Instruction a:
Print the part of the entries that begins with the line containing "cell-pct: -9.90 [169, 529, 201, 544]" and ends with the line containing "cell-ratio: 0.0014 [305, 550, 347, 565]", including both of those lines, and nothing else.

** Begin Supplied text **

I very much enjoyed eating dinner at Daniel's at Ogdens. You review described my dining experience perfectly. This wasn't the case with Pancho's. I much prefer Garcia's or Lake View Tavern for Mexican fare. I agree that a restaurant can have an off night so I'll give the second unit on Central Avenue a try.

Mary Kurtz
Castleton

First, yes I miss the star ratings, bring it back. Second, I haven't had a chance to visit Poncho's yet, but I especially like reading the reviews.

Pat Russo
East Greenbush

I would travel to Amsterdam to this restaurant - it's not that far away. People traveled from all over to eat at Ferrandi's in Amsterdam. From his background, I'm sure the chef's sauce is excellent and that is the most important aspect of an Italian restaurant. Sometimes your reviewer wastes words on the negative aspects of a restaurant. I'm looking forward to trying this restaurant - I look forward to Metroland every Thursday especially for the restaurant review. And by the way Ferrandi's closed its Amsterdam location and is opening a new bistro on Saratoga Lake - Should be up and running in May. It will be called Saratoga Lake Bistro. It should be great!

Peggy Van Deloo
Schenectady

So happy to see you finally made out!! Our experiences have always been wonderful, the staff is extremely professional, the food subperb, and the atmosphere very warm and comfortable. Let us not forget to mention "Maria" the pianist on Friday and Saturday nights.

Charlie and Marie
Michaels Restaurant

I have been to Michael's several times and each time I have enjoyed it very much. The food is delicious and the staff is great. Also, Maria Riccio Bryce plays piano there every Friday and Saturday evening, a nice touch to add to the already wonderful atmosphere. It is also easy to find, exit 27 off the thruway to 30 north for about 5 miles.

N. Moore
Albany

Wonderful!

Elaine Snowdon
Albany

We loved it and will definitely go back.

** End Supplied text **
** Begin Records shown **

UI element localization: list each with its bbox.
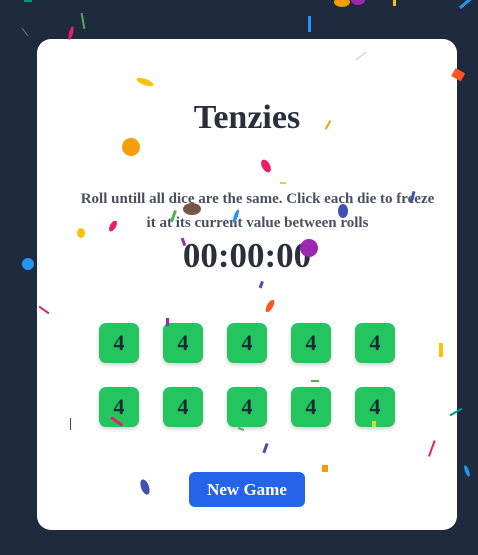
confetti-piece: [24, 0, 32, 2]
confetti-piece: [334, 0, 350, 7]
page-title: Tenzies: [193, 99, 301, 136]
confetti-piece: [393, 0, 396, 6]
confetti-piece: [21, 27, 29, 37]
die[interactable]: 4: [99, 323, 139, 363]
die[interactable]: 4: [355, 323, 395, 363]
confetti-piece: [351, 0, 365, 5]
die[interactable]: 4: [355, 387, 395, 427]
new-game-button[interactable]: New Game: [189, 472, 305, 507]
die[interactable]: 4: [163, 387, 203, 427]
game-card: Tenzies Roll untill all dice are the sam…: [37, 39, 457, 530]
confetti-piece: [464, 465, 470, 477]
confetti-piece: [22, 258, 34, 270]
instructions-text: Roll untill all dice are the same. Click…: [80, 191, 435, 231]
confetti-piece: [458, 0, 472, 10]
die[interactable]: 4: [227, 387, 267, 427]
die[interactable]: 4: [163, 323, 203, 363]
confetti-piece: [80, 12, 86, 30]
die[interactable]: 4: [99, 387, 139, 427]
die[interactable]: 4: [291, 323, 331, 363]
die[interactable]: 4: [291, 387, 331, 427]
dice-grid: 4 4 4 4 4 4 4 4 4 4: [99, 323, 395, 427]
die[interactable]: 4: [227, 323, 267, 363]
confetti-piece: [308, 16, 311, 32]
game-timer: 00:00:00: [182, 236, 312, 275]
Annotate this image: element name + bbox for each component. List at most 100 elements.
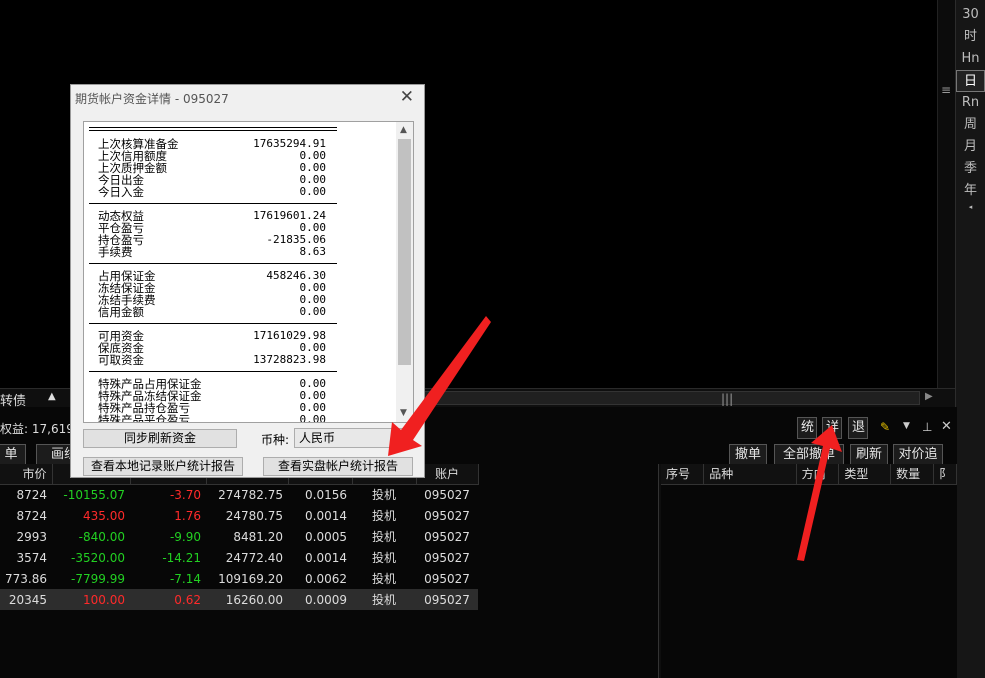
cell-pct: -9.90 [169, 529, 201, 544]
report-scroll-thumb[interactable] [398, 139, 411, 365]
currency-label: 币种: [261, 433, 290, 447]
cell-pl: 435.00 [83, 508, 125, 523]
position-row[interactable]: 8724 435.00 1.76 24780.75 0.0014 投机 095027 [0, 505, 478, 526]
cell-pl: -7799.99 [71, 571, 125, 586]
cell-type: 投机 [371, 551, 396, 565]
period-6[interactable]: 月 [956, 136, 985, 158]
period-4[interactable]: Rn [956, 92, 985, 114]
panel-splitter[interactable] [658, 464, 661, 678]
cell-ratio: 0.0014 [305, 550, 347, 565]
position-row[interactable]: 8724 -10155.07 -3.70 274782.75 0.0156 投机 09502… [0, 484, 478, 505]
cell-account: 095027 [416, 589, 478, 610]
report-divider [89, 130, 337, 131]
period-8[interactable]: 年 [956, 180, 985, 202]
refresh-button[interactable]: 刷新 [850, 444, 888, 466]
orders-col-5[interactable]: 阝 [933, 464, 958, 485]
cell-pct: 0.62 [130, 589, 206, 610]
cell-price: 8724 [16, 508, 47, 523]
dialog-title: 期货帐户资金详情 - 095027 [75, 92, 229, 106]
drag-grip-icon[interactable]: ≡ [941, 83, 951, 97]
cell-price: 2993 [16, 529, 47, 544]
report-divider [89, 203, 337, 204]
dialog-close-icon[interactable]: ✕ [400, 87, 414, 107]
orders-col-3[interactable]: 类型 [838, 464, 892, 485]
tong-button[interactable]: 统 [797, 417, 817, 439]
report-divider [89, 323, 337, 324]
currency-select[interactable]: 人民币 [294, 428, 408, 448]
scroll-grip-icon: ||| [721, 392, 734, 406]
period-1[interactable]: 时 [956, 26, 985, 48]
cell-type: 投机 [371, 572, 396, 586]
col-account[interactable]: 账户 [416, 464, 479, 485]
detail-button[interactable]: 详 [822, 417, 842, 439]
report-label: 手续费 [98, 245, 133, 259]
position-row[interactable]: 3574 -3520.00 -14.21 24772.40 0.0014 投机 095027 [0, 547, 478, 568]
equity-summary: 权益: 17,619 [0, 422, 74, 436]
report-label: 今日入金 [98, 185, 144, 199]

** End Records shown **

Instruction b:
In the readers' letters about restaurant reviews, what will the new bistro that Ferrandi's is opening on Saratoga Lake be called?

Right answer a:
cell-pct: -9.90 [169, 529, 201, 544]
report-scroll-thumb[interactable] [398, 139, 411, 365]
currency-label: 币种: [261, 433, 290, 447]
cell-pl: 435.00 [83, 508, 125, 523]
position-row[interactable]: 8724 435.00 1.76 24780.75 0.0014 投机 095027 [0, 505, 478, 526]
cell-pl: -7799.99 [71, 571, 125, 586]
cell-type: 投机 [371, 551, 396, 565]
period-6[interactable]: 月 [956, 136, 985, 158]
period-4[interactable]: Rn [956, 92, 985, 114]
panel-splitter[interactable] [658, 464, 661, 678]
cell-ratio: 0.0014 [305, 550, 347, 565]

Right answer b:
Saratoga Lake Bistro